* _What is being asked_: The answer must be one number: how many lines in the data below include the string "Mindre".

* _Dataset entries_:

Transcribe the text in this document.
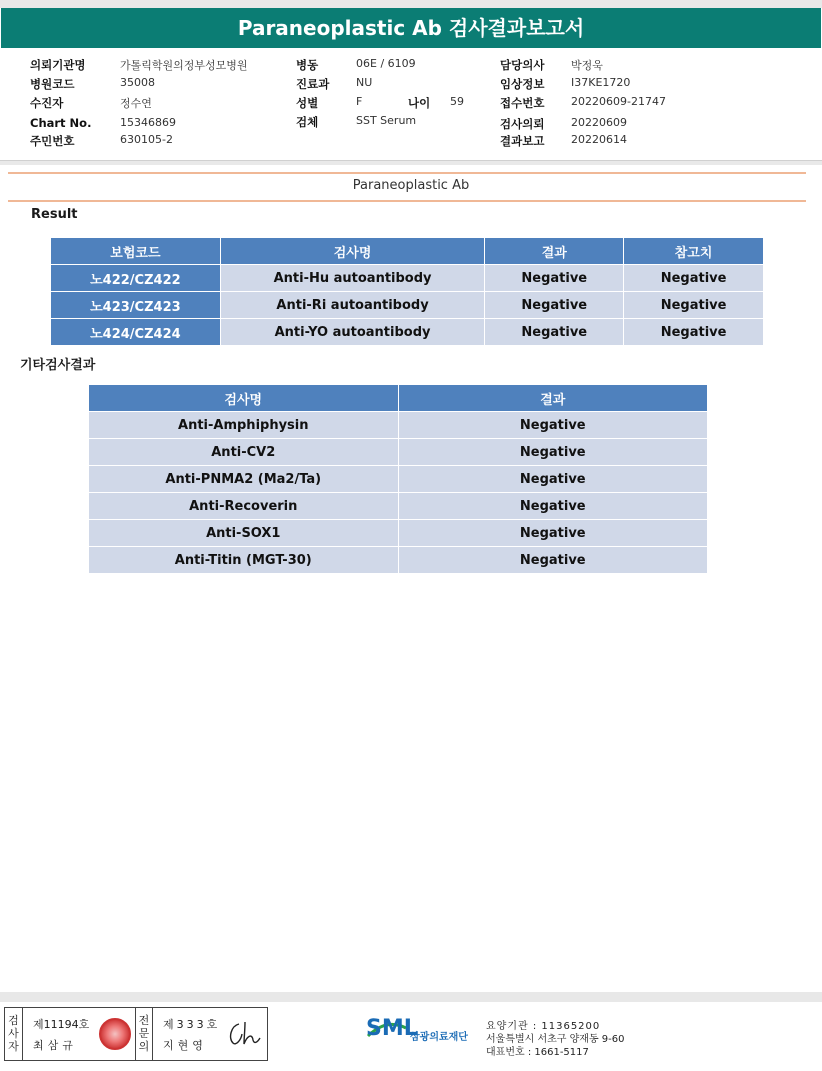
Paraneoplastic Ab 검사결과보고서
의뢰기관명	가톨릭학원의정부성모병원
병원코드	35008
수진자	정수연
Chart No.	15346869
주민번호	630105-2
병동	06E / 6109
진료과 NU
성별	F	나이 59
검체	SST Serum
담당의사 박정욱
임상정보 I37KE1720
접수번호 20220609-21747
검사의뢰 20220609
결과보고 20220614
Paraneoplastic Ab
Result
보험코드	검사명	결과	참고치
노422/CZ422	Anti-Hu autoantibody	Negative	Negative
노423/CZ423	Anti-Ri autoantibody	Negative	Negative
노424/CZ424	Anti-YO autoantibody	Negative	Negative
기타검사결과
검사명	결과
Anti-Amphiphysin	Negative
Anti-CV2	Negative
Anti-PNMA2 (Ma2/Ta)	Negative
Anti-Recoverin	Negative
Anti-SOX1	Negative
Anti-Titin (MGT-30)	Negative
검사자
제11194호
최삼규
전문의
제333호
지현영
SML
삼광의료재단
요양기관 : 11365200
서울특별시 서초구 양재동 9-60
대표번호 : 1661-5117
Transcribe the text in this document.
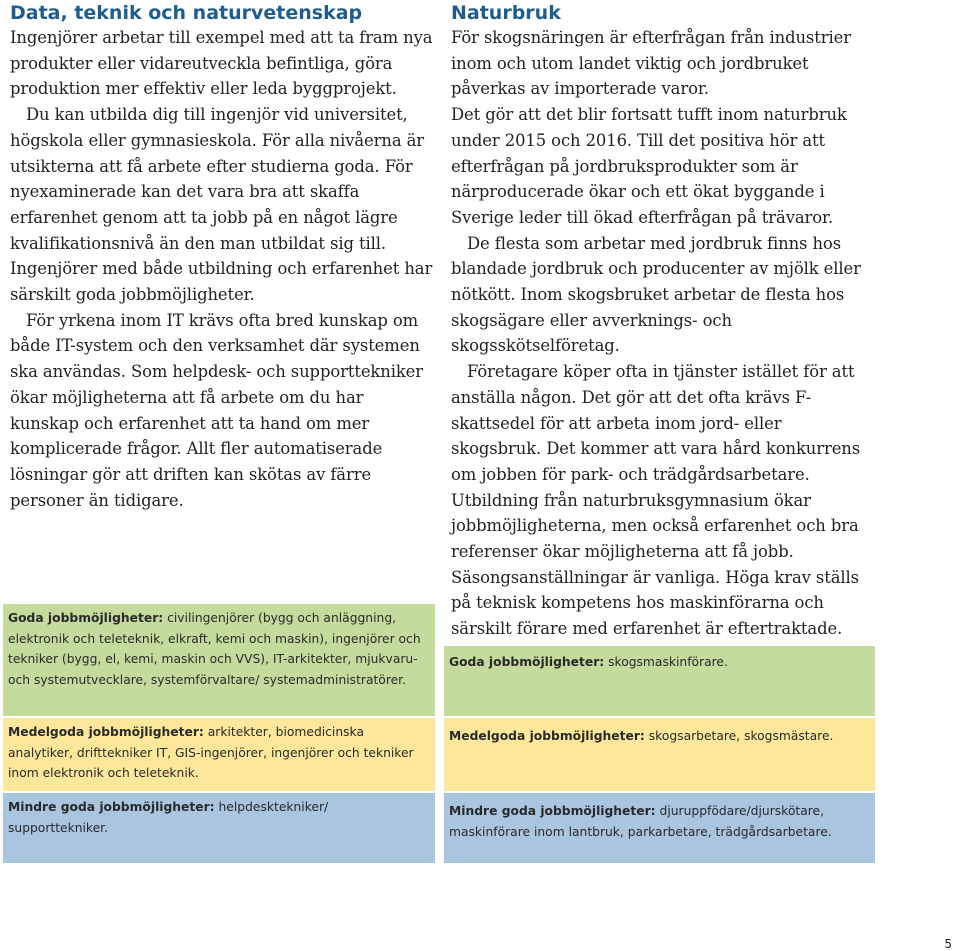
Data, teknik och naturvetenskap

Ingenjörer arbetar till exempel med att ta fram nya produkter eller vidareutveckla befintliga, göra produktion mer effektiv eller leda byggprojekt.

Du kan utbilda dig till ingenjör vid universitet, högskola eller gymnasieskola. För alla nivåerna är utsikterna att få arbete efter studierna goda. För nyexaminerade kan det vara bra att skaffa erfarenhet genom att ta jobb på en något lägre kvalifikationsnivå än den man utbildat sig till. Ingenjörer med både utbildning och erfarenhet har särskilt goda jobbmöjligheter.

För yrkena inom IT krävs ofta bred kunskap om både IT-system och den verksamhet där systemen ska användas. Som helpdesk- och supporttekniker ökar möjligheterna att få arbete om du har kunskap och erfarenhet att ta hand om mer komplicerade frågor. Allt fler automatiserade lösningar gör att driften kan skötas av färre personer än tidigare.

Goda jobbmöjligheter: civilingenjörer (bygg och anläggning, elektronik och teleteknik, elkraft, kemi och maskin), ingenjörer och tekniker (bygg, el, kemi, maskin och VVS), IT-arkitekter, mjukvaru- och systemutvecklare, systemförvaltare/ systemadministratörer.
Medelgoda jobbmöjligheter: arkitekter, biomedicinska analytiker, drifttekniker IT, GIS-ingenjörer, ingenjörer och tekniker inom elektronik och teleteknik.
Mindre goda jobbmöjligheter: helpdesktekniker/ supporttekniker.
Naturbruk

För skogsnäringen är efterfrågan från industrier inom och utom landet viktig och jordbruket påverkas av importerade varor.

Det gör att det blir fortsatt tufft inom naturbruk under 2015 och 2016. Till det positiva hör att efterfrågan på jordbruksprodukter som är närproducerade ökar och ett ökat byggande i Sverige leder till ökad efterfrågan på trävaror.

De flesta som arbetar med jordbruk finns hos blandade jordbruk och producenter av mjölk eller nötkött. Inom skogsbruket arbetar de flesta hos skogsägare eller avverknings- och skogsskötselföretag.

Företagare köper ofta in tjänster istället för att anställa någon. Det gör att det ofta krävs F-skattsedel för att arbeta inom jord- eller skogsbruk. Det kommer att vara hård konkurrens om jobben för park- och trädgårdsarbetare. Utbildning från naturbruksgymnasium ökar jobbmöjligheterna, men också erfarenhet och bra referenser ökar möjligheterna att få jobb. Säsongsanställningar är vanliga. Höga krav ställs på teknisk kompetens hos maskinförarna och särskilt förare med erfarenhet är eftertraktade.

Goda jobbmöjligheter: skogsmaskinförare.
Medelgoda jobbmöjligheter: skogsarbetare, skogsmästare.
Mindre goda jobbmöjligheter: djuruppfödare/djurskötare, maskinförare inom lantbruk, parkarbetare, trädgårdsarbetare.
5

* _Response area_: 2